- _The request_: Count every line that has the word "title". Give the number, without anything more.

* Start Records for the exercise *

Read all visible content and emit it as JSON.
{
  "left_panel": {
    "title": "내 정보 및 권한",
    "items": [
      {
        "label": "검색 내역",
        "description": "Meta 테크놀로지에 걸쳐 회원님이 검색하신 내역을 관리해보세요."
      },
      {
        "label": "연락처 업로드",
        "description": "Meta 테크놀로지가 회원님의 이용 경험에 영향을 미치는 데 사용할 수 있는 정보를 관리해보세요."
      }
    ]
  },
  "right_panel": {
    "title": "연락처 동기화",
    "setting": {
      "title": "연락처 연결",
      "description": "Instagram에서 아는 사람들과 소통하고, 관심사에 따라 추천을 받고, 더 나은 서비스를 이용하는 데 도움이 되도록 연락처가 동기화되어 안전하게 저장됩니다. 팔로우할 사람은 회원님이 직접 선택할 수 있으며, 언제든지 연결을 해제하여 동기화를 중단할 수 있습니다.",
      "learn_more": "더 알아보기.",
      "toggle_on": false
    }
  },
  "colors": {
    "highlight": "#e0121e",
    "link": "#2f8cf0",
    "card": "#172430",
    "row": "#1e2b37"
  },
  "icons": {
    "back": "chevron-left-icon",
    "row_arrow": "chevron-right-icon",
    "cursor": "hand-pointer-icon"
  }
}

* End Records for the exercise *

- _Correct output_: 3